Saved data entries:
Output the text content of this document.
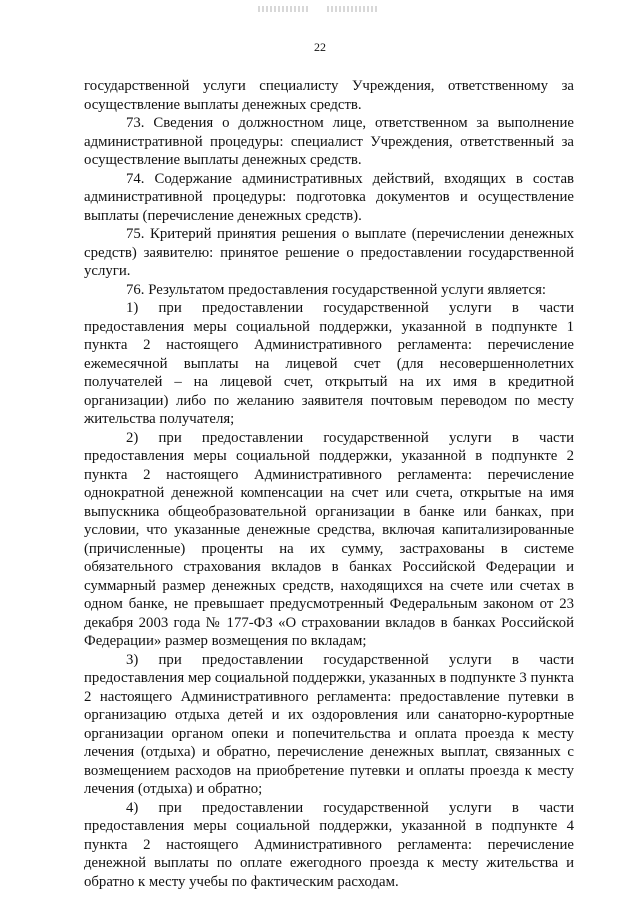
22

государственной услуги специалисту Учреждения, ответственному за осуществление выплаты денежных средств.

73. Сведения о должностном лице, ответственном за выполнение административной процедуры: специалист Учреждения, ответственный за осуществление выплаты денежных средств.

74. Содержание административных действий, входящих в состав административной процедуры: подготовка документов и осуществление выплаты (перечисление денежных средств).

75. Критерий принятия решения о выплате (перечислении денежных средств) заявителю: принятое решение о предоставлении государственной услуги.

76. Результатом предоставления государственной услуги является:

1) при предоставлении государственной услуги в части предоставления меры социальной поддержки, указанной в подпункте 1 пункта 2 настоящего Административного регламента: перечисление ежемесячной выплаты на лицевой счет (для несовершеннолетних получателей – на лицевой счет, открытый на их имя в кредитной организации) либо по желанию заявителя почтовым переводом по месту жительства получателя;

2) при предоставлении государственной услуги в части предоставления меры социальной поддержки, указанной в подпункте 2 пункта 2 настоящего Административного регламента: перечисление однократной денежной компенсации на счет или счета, открытые на имя выпускника общеобразовательной организации в банке или банках, при условии, что указанные денежные средства, включая капитализированные (причисленные) проценты на их сумму, застрахованы в системе обязательного страхования вкладов в банках Российской Федерации и суммарный размер денежных средств, находящихся на счете или счетах в одном банке, не превышает предусмотренный Федеральным законом от 23 декабря 2003 года № 177-ФЗ «О страховании вкладов в банках Российской Федерации» размер возмещения по вкладам;

3) при предоставлении государственной услуги в части предоставления мер социальной поддержки, указанных в подпункте 3 пункта 2 настоящего Административного регламента: предоставление путевки в организацию отдыха детей и их оздоровления или санаторно-курортные организации органом опеки и попечительства и оплата проезда к месту лечения (отдыха) и обратно, перечисление денежных выплат, связанных с возмещением расходов на приобретение путевки и оплаты проезда к месту лечения (отдыха) и обратно;

4) при предоставлении государственной услуги в части предоставления меры социальной поддержки, указанной в подпункте 4 пункта 2 настоящего Административного регламента: перечисление денежной выплаты по оплате ежегодного проезда к месту жительства и обратно к месту учебы по фактическим расходам.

Short task =
Scan the listing above for the word "осуществление" and copy every line that holds it.

Worked answer =
государственной услуги специалисту Учреждения, ответственному за осуществление выплаты денежных средств.
73. Сведения о должностном лице, ответственном за выполнение административной процедуры: специалист Учреждения, ответственный за осуществление выплаты денежных средств.
74. Содержание административных действий, входящих в состав административной процедуры: подготовка документов и осуществление выплаты (перечисление денежных средств).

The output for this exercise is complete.